» **MATERIAL SHOWN**:
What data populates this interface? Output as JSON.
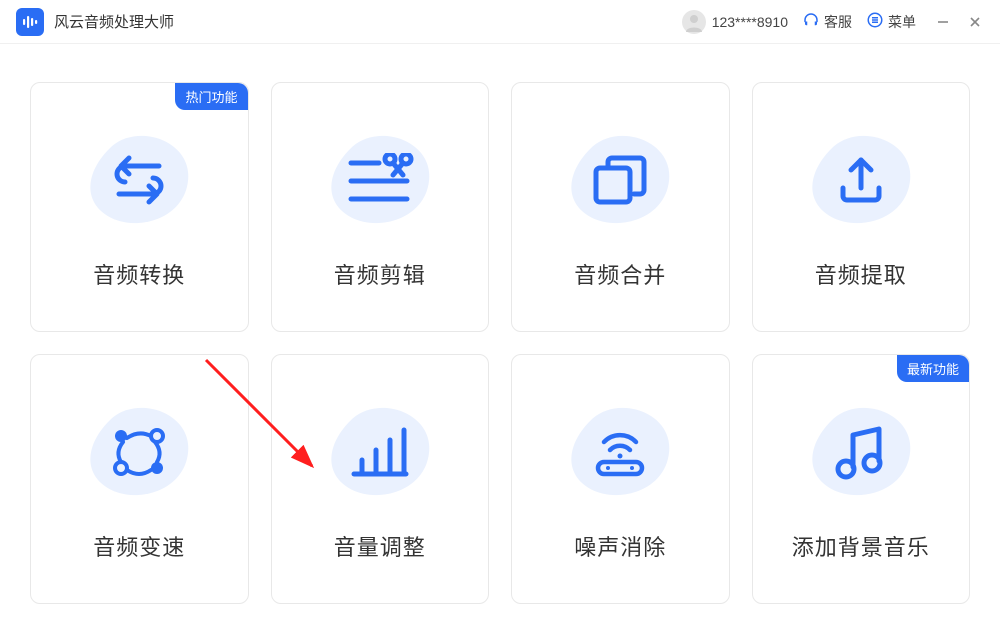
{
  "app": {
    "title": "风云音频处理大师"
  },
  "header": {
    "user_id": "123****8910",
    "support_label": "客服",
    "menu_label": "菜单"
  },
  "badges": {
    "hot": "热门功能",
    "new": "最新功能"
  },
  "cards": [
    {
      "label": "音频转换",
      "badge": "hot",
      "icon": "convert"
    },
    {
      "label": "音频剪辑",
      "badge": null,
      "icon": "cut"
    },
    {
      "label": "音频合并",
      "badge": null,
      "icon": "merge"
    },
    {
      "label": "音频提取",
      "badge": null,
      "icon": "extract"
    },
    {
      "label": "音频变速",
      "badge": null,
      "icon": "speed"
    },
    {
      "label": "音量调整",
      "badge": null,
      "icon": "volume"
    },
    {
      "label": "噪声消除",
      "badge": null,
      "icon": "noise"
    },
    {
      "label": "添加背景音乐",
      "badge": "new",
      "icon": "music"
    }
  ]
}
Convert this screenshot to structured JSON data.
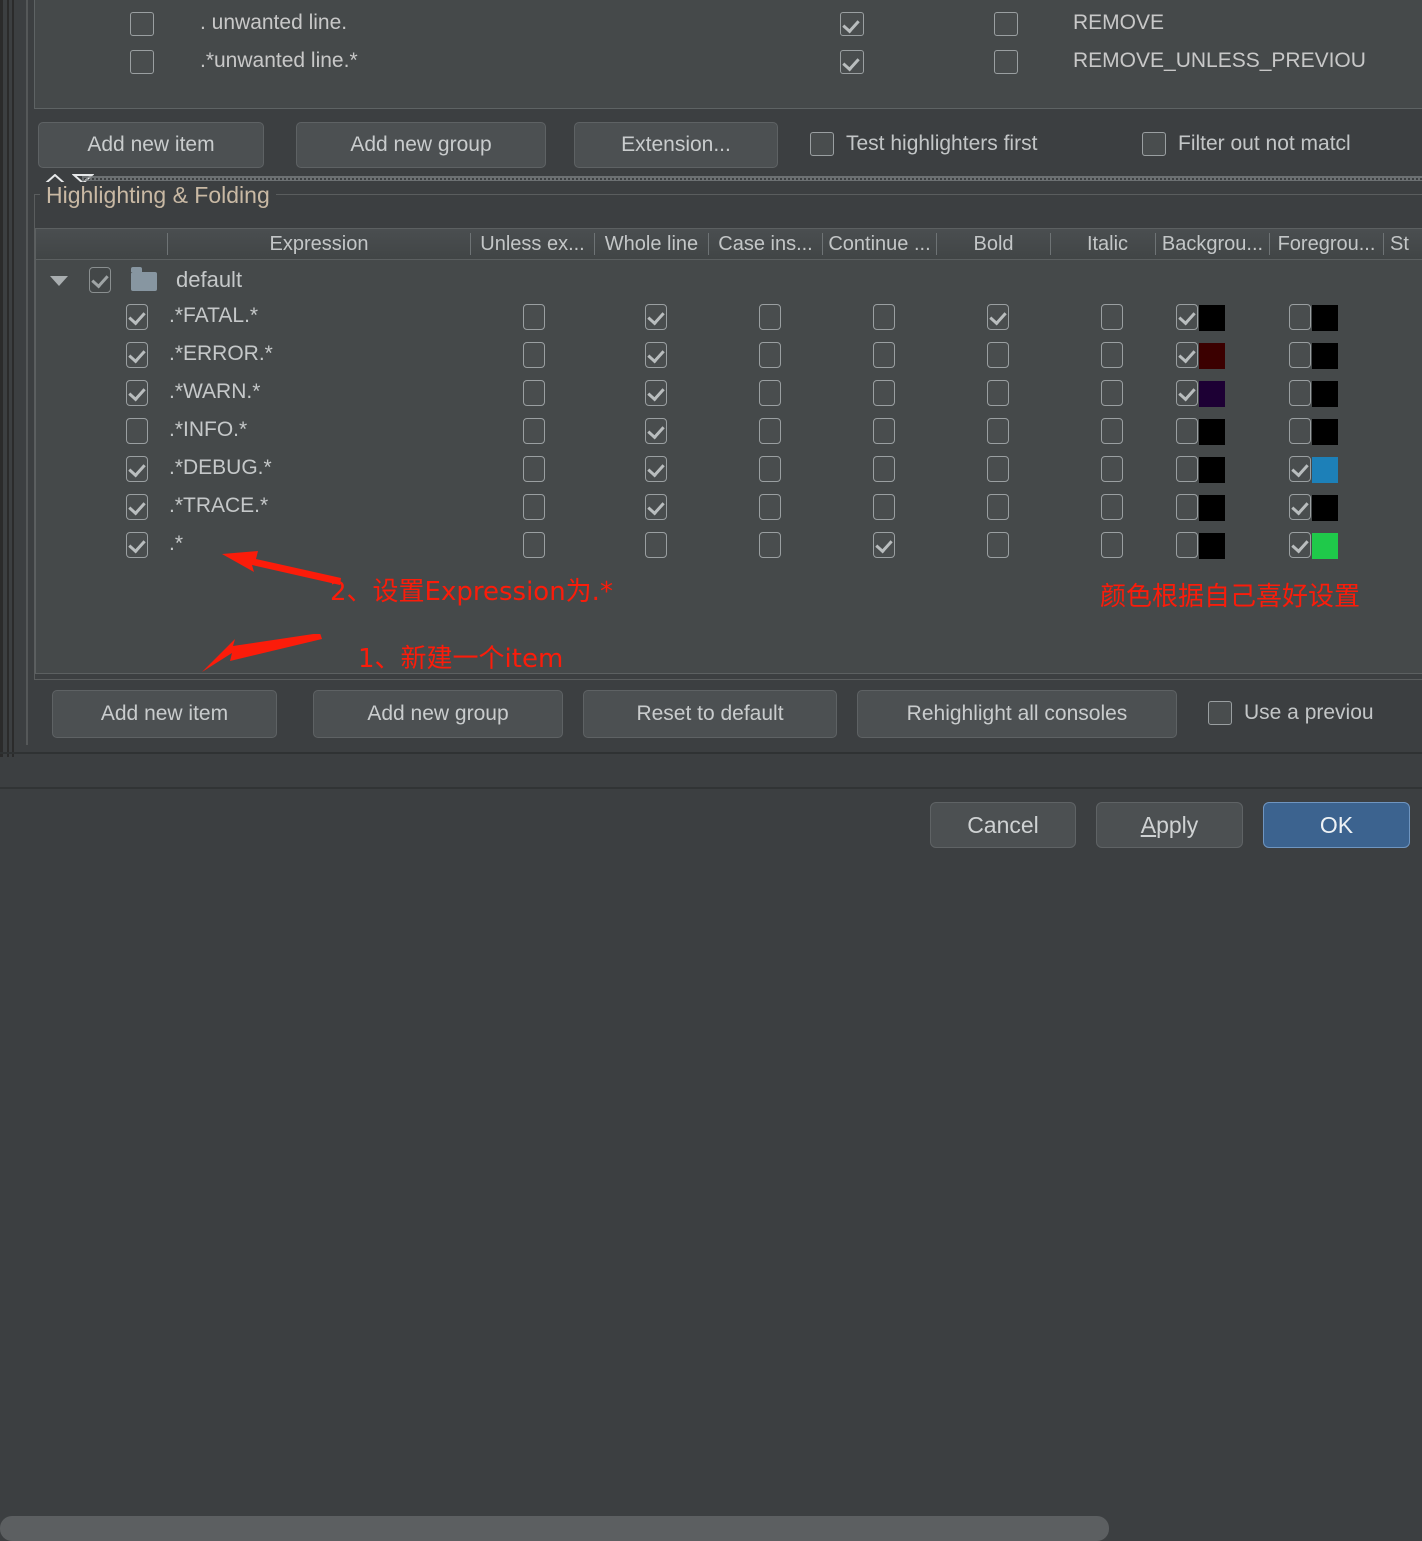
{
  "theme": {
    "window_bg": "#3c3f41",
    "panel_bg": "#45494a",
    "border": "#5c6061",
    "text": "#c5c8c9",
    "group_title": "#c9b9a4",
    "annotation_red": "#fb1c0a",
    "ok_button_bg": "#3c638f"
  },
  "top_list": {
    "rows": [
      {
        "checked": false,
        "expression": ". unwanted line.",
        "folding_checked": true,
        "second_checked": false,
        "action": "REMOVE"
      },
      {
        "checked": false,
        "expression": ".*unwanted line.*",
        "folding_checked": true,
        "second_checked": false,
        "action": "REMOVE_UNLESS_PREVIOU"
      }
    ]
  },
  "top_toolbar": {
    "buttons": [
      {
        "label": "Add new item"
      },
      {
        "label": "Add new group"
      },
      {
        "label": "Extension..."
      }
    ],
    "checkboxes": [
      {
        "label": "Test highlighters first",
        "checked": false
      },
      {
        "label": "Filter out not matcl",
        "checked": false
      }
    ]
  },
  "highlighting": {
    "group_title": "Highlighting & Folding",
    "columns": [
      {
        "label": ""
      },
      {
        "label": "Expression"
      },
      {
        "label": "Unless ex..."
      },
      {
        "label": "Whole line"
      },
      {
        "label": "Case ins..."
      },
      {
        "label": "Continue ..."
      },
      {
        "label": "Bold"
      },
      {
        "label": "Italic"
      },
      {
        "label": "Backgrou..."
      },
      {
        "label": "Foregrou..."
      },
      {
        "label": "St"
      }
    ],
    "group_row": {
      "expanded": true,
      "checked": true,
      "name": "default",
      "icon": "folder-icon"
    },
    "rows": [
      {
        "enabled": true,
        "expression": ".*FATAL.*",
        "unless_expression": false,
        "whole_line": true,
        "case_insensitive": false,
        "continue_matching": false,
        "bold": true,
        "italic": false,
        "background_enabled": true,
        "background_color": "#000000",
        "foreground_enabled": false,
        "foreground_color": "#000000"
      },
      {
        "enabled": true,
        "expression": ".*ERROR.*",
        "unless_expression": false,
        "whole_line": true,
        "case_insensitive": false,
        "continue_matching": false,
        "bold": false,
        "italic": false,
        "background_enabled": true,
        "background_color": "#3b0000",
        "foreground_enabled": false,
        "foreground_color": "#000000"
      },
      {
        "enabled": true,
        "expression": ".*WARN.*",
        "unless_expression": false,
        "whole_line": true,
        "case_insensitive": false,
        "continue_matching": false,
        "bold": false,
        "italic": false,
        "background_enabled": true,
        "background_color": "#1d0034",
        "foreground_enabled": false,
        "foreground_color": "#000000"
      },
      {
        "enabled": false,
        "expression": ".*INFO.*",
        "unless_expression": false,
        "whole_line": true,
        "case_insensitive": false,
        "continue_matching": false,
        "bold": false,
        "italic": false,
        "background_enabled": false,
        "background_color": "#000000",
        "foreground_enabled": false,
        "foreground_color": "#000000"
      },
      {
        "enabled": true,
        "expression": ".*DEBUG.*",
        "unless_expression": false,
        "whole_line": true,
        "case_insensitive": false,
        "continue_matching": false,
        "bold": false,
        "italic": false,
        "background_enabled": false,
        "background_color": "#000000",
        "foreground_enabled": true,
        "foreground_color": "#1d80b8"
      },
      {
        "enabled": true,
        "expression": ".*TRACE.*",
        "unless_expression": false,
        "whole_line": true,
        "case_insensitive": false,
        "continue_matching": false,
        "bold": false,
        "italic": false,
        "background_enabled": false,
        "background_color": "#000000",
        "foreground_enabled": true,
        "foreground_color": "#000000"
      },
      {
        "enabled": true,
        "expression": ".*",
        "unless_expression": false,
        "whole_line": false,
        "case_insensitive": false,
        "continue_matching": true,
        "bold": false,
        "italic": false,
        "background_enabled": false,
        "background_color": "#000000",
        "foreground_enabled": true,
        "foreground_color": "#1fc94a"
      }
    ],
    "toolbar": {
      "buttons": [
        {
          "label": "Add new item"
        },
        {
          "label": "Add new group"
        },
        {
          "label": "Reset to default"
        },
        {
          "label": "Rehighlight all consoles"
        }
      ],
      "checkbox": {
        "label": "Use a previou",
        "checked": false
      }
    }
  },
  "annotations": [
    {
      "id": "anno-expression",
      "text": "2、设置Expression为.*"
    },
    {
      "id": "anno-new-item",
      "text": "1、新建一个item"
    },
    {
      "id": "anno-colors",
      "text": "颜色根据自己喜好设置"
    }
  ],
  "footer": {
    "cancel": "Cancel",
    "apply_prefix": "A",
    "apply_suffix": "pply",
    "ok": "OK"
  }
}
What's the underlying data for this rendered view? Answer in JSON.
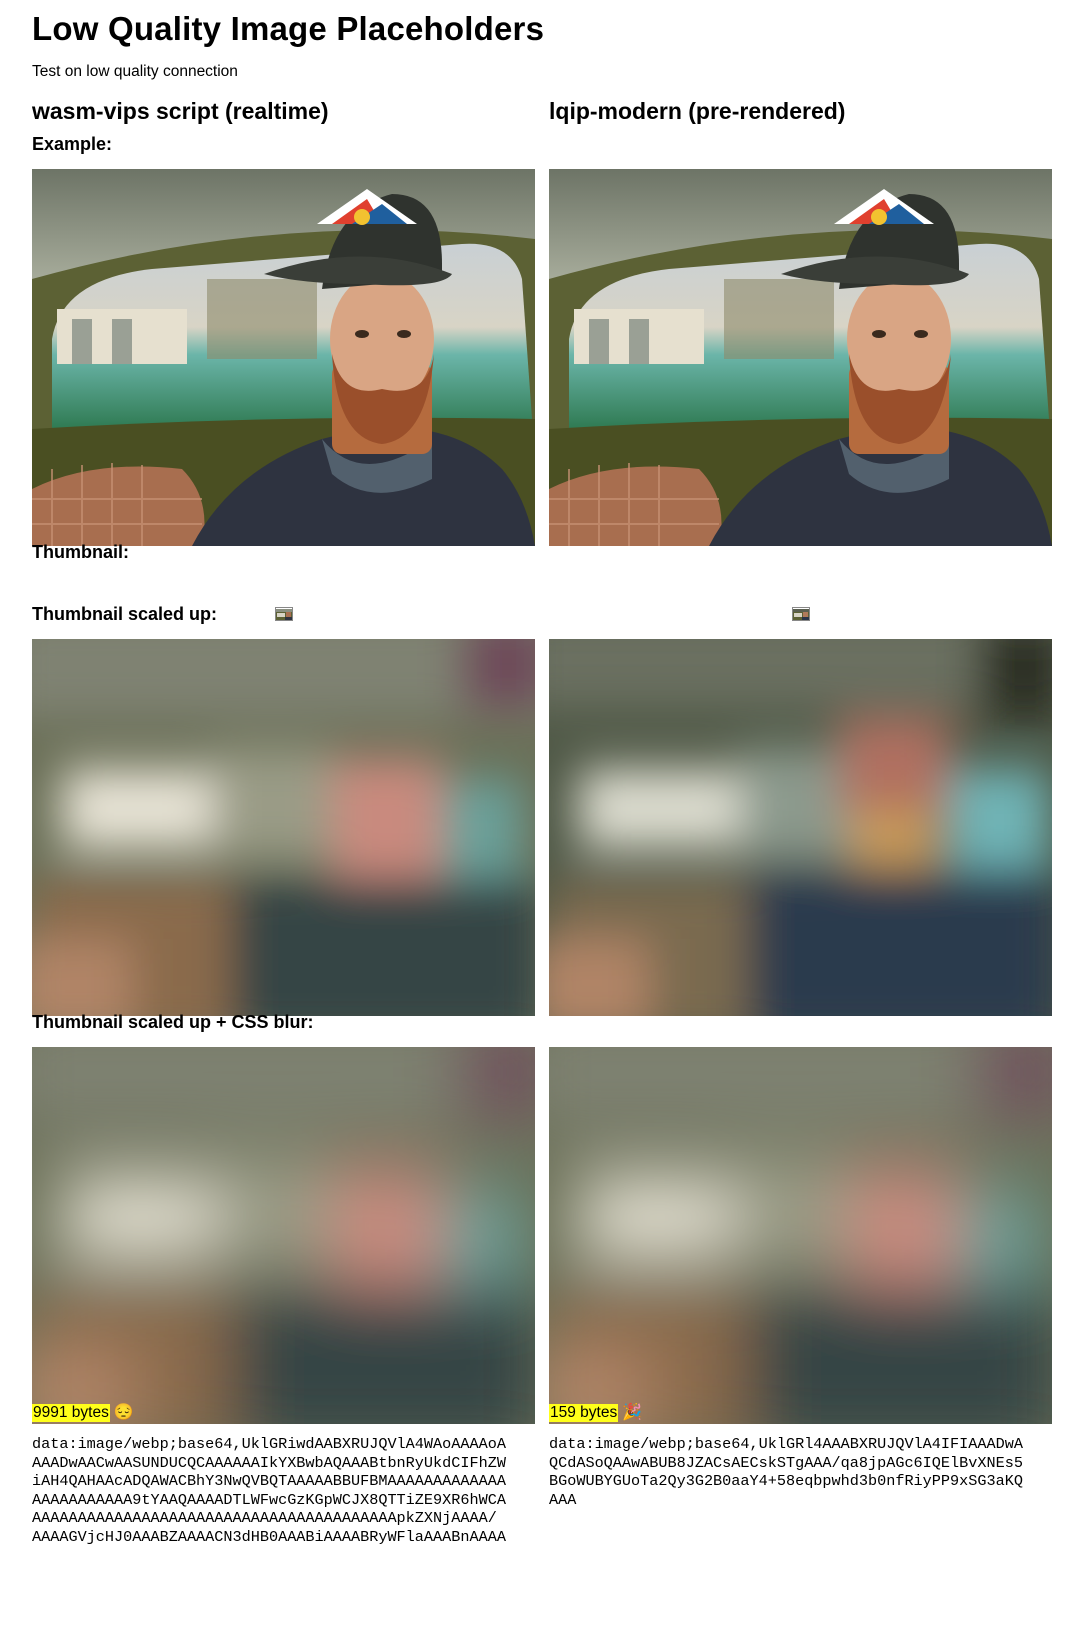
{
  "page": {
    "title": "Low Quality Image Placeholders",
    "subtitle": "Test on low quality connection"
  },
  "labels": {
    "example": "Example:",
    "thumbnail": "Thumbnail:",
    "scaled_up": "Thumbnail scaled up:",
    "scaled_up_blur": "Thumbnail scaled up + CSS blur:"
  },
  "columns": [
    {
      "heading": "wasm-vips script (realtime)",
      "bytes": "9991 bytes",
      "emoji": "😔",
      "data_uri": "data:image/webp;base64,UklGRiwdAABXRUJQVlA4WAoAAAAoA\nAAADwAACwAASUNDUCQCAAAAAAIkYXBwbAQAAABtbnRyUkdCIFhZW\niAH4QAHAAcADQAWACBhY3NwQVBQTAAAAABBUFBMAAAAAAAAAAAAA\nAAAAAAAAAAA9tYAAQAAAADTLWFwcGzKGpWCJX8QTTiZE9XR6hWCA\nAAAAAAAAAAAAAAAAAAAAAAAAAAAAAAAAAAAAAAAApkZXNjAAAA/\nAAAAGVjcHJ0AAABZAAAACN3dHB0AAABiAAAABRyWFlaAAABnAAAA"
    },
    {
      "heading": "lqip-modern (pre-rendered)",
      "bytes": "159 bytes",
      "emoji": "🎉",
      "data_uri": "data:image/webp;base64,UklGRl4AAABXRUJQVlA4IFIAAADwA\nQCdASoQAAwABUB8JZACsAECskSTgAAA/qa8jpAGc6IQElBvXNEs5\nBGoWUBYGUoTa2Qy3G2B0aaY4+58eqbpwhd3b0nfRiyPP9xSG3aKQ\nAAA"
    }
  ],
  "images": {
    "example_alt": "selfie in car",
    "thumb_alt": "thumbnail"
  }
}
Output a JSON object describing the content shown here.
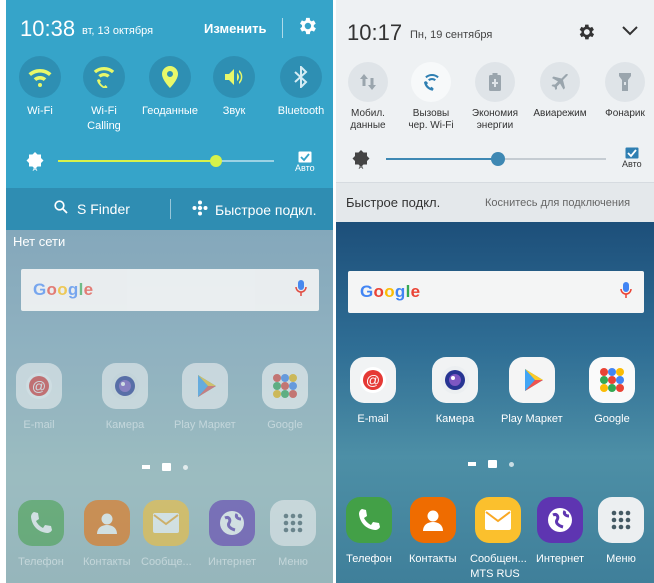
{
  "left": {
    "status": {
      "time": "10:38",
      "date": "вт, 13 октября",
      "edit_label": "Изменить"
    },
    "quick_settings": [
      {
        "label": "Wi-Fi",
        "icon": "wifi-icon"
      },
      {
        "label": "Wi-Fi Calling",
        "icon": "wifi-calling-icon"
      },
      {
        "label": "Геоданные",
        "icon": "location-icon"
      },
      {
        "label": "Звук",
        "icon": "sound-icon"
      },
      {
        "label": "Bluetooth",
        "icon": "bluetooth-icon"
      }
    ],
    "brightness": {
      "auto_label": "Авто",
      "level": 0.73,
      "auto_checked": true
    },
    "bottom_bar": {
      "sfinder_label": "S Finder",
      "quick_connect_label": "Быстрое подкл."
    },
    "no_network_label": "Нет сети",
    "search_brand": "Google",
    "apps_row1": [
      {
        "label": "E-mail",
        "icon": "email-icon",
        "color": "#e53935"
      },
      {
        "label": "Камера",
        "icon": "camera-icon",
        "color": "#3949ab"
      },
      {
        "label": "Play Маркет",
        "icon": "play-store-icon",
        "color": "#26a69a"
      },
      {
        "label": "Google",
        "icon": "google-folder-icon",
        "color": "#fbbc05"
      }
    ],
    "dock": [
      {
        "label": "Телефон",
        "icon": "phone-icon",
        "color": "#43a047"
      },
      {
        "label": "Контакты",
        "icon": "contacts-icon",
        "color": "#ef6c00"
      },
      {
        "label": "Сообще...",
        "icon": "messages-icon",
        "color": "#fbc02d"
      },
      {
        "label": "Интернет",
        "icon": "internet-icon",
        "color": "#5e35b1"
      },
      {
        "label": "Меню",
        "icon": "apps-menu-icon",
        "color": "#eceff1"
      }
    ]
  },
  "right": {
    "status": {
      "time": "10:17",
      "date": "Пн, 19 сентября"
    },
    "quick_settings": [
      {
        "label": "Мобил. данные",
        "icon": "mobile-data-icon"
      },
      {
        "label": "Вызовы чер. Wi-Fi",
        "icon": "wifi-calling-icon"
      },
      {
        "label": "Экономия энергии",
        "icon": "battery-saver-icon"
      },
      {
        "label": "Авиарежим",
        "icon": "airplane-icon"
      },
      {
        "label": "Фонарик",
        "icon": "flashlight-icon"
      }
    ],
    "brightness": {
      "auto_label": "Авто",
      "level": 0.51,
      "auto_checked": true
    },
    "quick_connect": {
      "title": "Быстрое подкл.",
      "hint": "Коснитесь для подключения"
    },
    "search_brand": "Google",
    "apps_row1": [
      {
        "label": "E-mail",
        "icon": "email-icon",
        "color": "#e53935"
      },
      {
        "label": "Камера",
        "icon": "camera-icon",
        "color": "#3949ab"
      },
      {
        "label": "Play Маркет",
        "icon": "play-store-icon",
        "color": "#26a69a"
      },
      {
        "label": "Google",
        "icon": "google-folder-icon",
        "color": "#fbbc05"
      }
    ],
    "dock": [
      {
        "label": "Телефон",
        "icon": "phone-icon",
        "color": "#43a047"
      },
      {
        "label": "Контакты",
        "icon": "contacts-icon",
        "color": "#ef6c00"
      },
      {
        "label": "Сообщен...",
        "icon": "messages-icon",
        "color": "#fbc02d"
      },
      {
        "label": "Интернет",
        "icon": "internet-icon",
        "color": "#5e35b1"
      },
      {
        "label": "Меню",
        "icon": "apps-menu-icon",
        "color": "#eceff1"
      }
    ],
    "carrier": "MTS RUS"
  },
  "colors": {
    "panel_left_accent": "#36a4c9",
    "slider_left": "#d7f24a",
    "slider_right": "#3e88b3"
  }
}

» **REQUEST**: Extract each line holding the string "Быстрое".

» **REPLY**:
      "quick_connect_label": "Быстрое подкл."
      "title": "Быстрое подкл.",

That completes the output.